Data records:
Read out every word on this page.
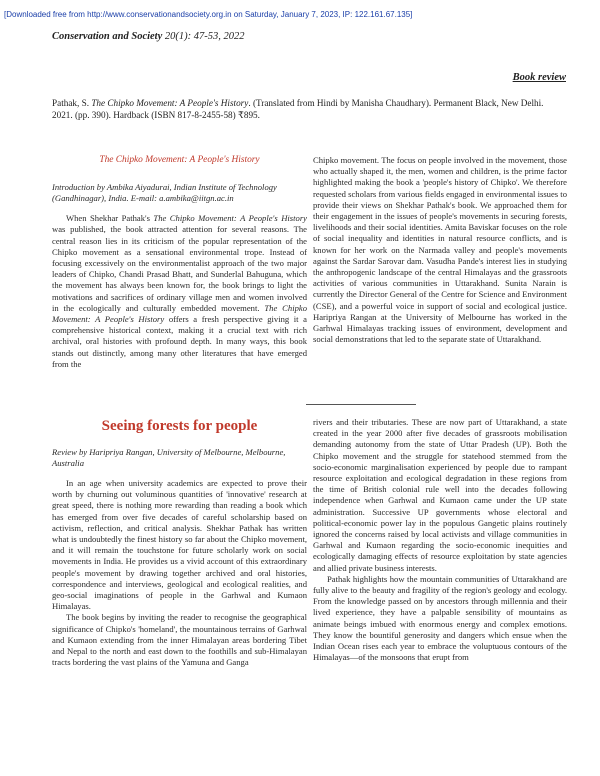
[Downloaded free from http://www.conservationandsociety.org.in on Saturday, January 7, 2023, IP: 122.161.67.135]
Conservation and Society 20(1): 47-53, 2022
Book review
Pathak, S. The Chipko Movement: A People's History. (Translated from Hindi by Manisha Chaudhary). Permanent Black, New Delhi. 2021. (pp. 390). Hardback (ISBN 817-8-2455-58) ₹895.
The Chipko Movement: A People's History
Introduction by Ambika Aiyadurai, Indian Institute of Technology (Gandhinagar), India. E-mail: a.ambika@iitgn.ac.in

When Shekhar Pathak's The Chipko Movement: A People's History was published, the book attracted attention for several reasons. The central reason lies in its criticism of the popular representation of the Chipko movement as a sensational environmental trope. Instead of focusing excessively on the environmentalist approach of the two major leaders of Chipko, Chandi Prasad Bhatt, and Sunderlal Bahuguna, which the movement has always been known for, the book brings to light the motivations and sacrifices of ordinary village men and women involved in the ecologically and culturally embedded movement. The Chipko Movement: A People's History offers a fresh perspective giving it a comprehensive historical context, making it a crucial text with rich archival, oral histories with profound depth. In many ways, this book stands out distinctly, among many other literatures that have emerged from the

Chipko movement. The focus on people involved in the movement, those who actually shaped it, the men, women and children, is the prime factor highlighted making the book a 'people's history of Chipko'. We therefore requested scholars from various fields engaged in environmental issues to provide their views on Shekhar Pathak's book. We approached them for their engagement in the issues of people's movements in securing forests, livelihoods and their social identities. Amita Baviskar focuses on the role of social inequality and identities in natural resource conflicts, and is known for her work on the Narmada valley and people's movements against the Sardar Sarovar dam. Vasudha Pande's interest lies in studying the anthropogenic landscape of the central Himalayas and the grassroots activities of various communities in Uttarakhand. Sunita Narain is currently the Director General of the Centre for Science and Environment (CSE), and a powerful voice in support of social and ecological justice. Haripriya Rangan at the University of Melbourne has worked in the Garhwal Himalayas tracking issues of environment, development and social demonstrations that led to the separate state of Uttarakhand.

Seeing forests for people
Review by Haripriya Rangan, University of Melbourne, Melbourne, Australia

In an age when university academics are expected to prove their worth by churning out voluminous quantities of 'innovative' research at great speed, there is nothing more rewarding than reading a book which has emerged from over five decades of careful scholarship based on activism, reflection, and critical analysis. Shekhar Pathak has written what is undoubtedly the finest history so far about the Chipko movement, and it will remain the touchstone for future scholarly work on social movements in India. He provides us a vivid account of this extraordinary people's movement by drawing together archived and oral histories, correspondence and interviews, geological and ecological realities, and geo-social imaginations of people in the Garhwal and Kumaon Himalayas.

The book begins by inviting the reader to recognise the geographical significance of Chipko's 'homeland', the mountainous terrains of Garhwal and Kumaon extending from the inner Himalayan areas bordering Tibet and Nepal to the north and east down to the foothills and sub-Himalayan tracts bordering the vast plains of the Yamuna and Ganga

rivers and their tributaries. These are now part of Uttarakhand, a state created in the year 2000 after five decades of grassroots mobilisation demanding autonomy from the state of Uttar Pradesh (UP). Both the Chipko movement and the struggle for statehood stemmed from the socio-economic marginalisation experienced by people due to rampant resource exploitation and ecological degradation in these regions from the time of British colonial rule well into the decades following independence when Garhwal and Kumaon came under the UP state administration. Successive UP governments whose electoral and political-economic power lay in the populous Gangetic plains routinely ignored the concerns raised by local activists and village communities in Garhwal and Kumaon regarding the socio-economic inequities and ecologically damaging effects of resource exploitation by state agencies and allied private business interests.

Pathak highlights how the mountain communities of Uttarakhand are fully alive to the beauty and fragility of the region's geology and ecology. From the knowledge passed on by ancestors through millennia and their lived experience, they have a palpable sensibility of mountains as animate beings imbued with enormous energy and complex emotions. They know the bountiful generosity and dangers which ensue when the Indian Ocean rises each year to embrace the voluptuous contours of the Himalayas—of the monsoons that erupt from
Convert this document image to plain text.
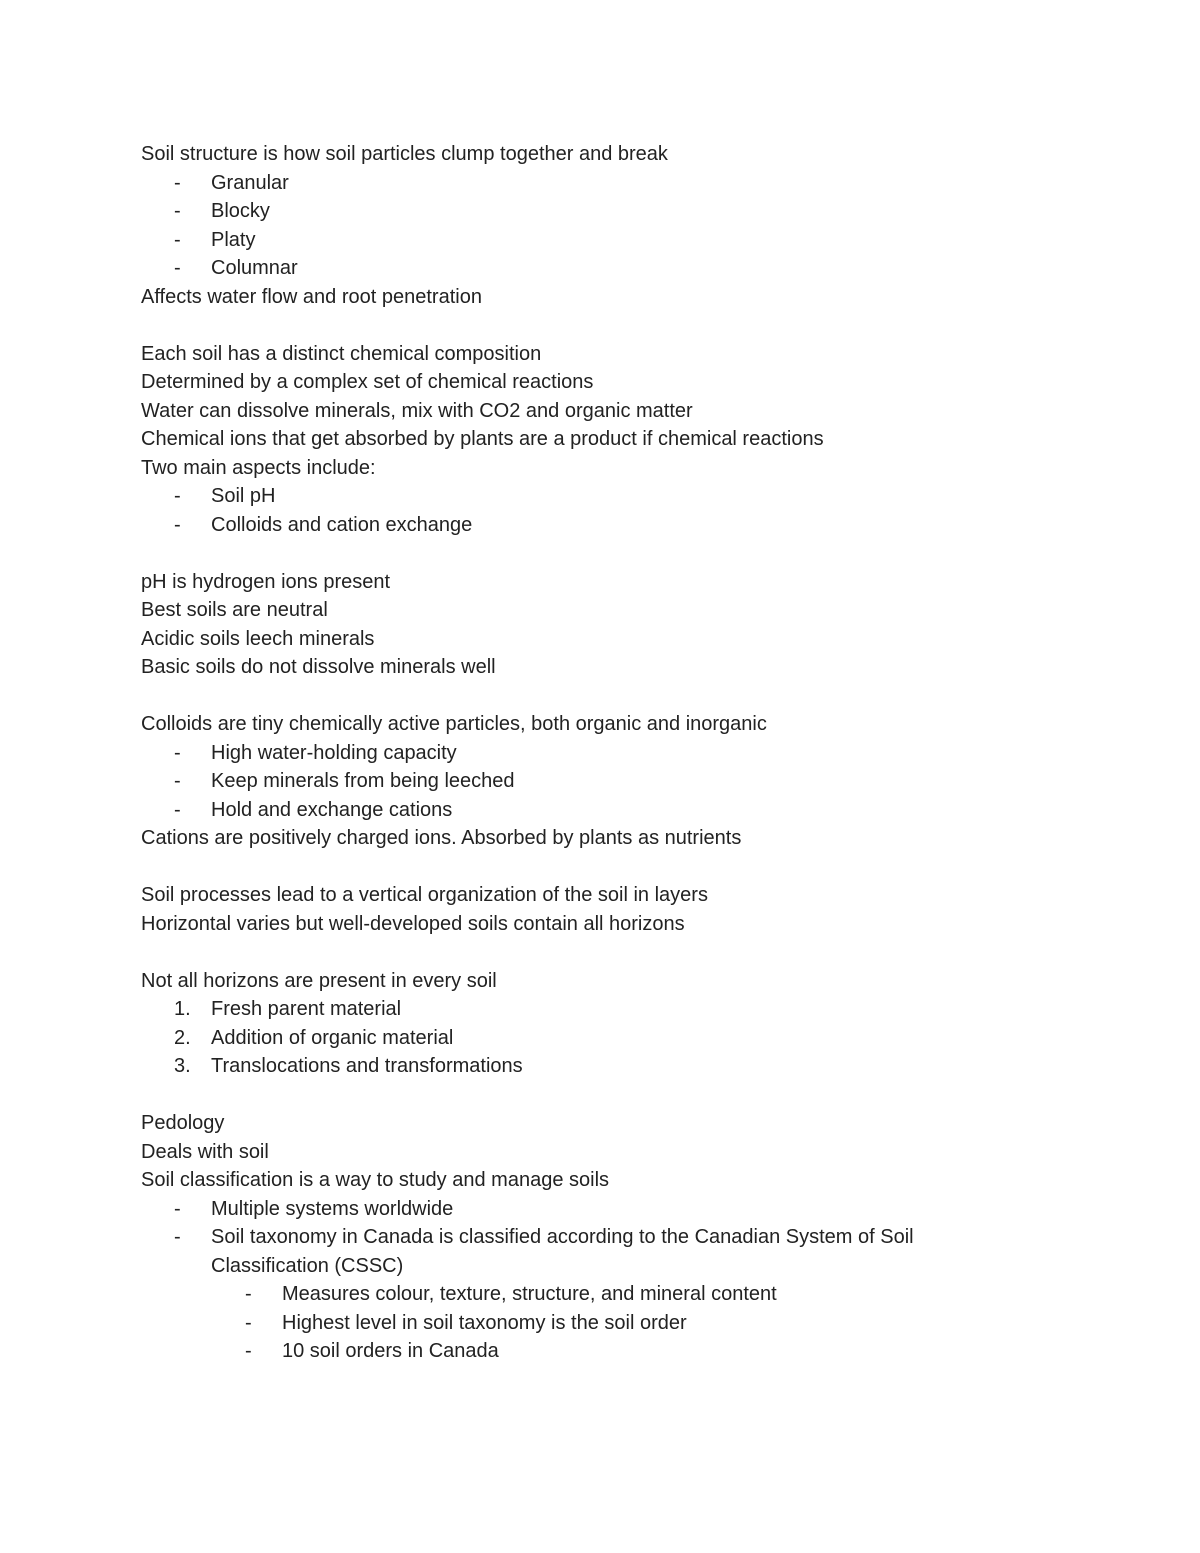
Soil structure is how soil particles clump together and break
- Granular
- Blocky
- Platy
- Columnar
Affects water flow and root penetration
Each soil has a distinct chemical composition
Determined by a complex set of chemical reactions
Water can dissolve minerals, mix with CO2 and organic matter
Chemical ions that get absorbed by plants are a product if chemical reactions
Two main aspects include:
- Soil pH
- Colloids and cation exchange
pH is hydrogen ions present
Best soils are neutral
Acidic soils leech minerals
Basic soils do not dissolve minerals well
Colloids are tiny chemically active particles, both organic and inorganic
- High water-holding capacity
- Keep minerals from being leeched
- Hold and exchange cations
Cations are positively charged ions. Absorbed by plants as nutrients
Soil processes lead to a vertical organization of the soil in layers
Horizontal varies but well-developed soils contain all horizons
Not all horizons are present in every soil
1. Fresh parent material
2. Addition of organic material
3. Translocations and transformations
Pedology
Deals with soil
Soil classification is a way to study and manage soils
- Multiple systems worldwide
- Soil taxonomy in Canada is classified according to the Canadian System of Soil
Classification (CSSC)
- Measures colour, texture, structure, and mineral content
- Highest level in soil taxonomy is the soil order
- 10 soil orders in Canada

* Prompt: Extract only the lines from the one that contains "Convert this document image to plain text." through the end of the records, inclusive, and omit every picture.

* Exercise output:
Convert this document image to plain text.
Soil structure is how soil particles clump together and break
- Granular
- Blocky
- Platy
- Columnar
Affects water flow and root penetration
Each soil has a distinct chemical composition
Determined by a complex set of chemical reactions
Water can dissolve minerals, mix with CO2 and organic matter
Chemical ions that get absorbed by plants are a product if chemical reactions
Two main aspects include:
- Soil pH
- Colloids and cation exchange
pH is hydrogen ions present
Best soils are neutral
Acidic soils leech minerals
Basic soils do not dissolve minerals well
Colloids are tiny chemically active particles, both organic and inorganic
- High water-holding capacity
- Keep minerals from being leeched
- Hold and exchange cations
Cations are positively charged ions. Absorbed by plants as nutrients
Soil processes lead to a vertical organization of the soil in layers
Horizontal varies but well-developed soils contain all horizons
Not all horizons are present in every soil
1. Fresh parent material
2. Addition of organic material
3. Translocations and transformations
Pedology
Deals with soil
Soil classification is a way to study and manage soils
- Multiple systems worldwide
- Soil taxonomy in Canada is classified according to the Canadian System of Soil
Classification (CSSC)
- Measures colour, texture, structure, and mineral content
- Highest level in soil taxonomy is the soil order
- 10 soil orders in Canada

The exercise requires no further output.